THE TASK - Copy every line from the records below that holds the word "portuguesas".

[Items from a dataset]
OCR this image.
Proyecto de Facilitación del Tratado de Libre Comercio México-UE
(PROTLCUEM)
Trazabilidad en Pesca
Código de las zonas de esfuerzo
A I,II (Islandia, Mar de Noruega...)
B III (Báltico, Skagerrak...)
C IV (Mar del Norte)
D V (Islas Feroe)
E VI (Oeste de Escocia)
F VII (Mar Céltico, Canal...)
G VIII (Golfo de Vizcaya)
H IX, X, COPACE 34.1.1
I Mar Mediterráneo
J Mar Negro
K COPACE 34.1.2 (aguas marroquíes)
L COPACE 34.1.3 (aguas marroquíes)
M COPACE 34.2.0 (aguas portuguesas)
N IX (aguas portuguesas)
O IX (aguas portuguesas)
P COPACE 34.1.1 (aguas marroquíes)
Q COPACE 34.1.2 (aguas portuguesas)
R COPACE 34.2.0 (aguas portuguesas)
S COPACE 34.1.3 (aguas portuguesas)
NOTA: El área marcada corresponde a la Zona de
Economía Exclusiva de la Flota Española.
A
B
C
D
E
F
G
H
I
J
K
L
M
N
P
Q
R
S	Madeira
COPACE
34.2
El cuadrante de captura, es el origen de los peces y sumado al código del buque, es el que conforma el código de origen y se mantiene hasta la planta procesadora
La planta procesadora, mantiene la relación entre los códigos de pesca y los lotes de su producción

OUTPUT -
M COPACE 34.2.0 (aguas portuguesas)
N IX (aguas portuguesas)
O IX (aguas portuguesas)
Q COPACE 34.1.2 (aguas portuguesas)
R COPACE 34.2.0 (aguas portuguesas)
S COPACE 34.1.3 (aguas portuguesas)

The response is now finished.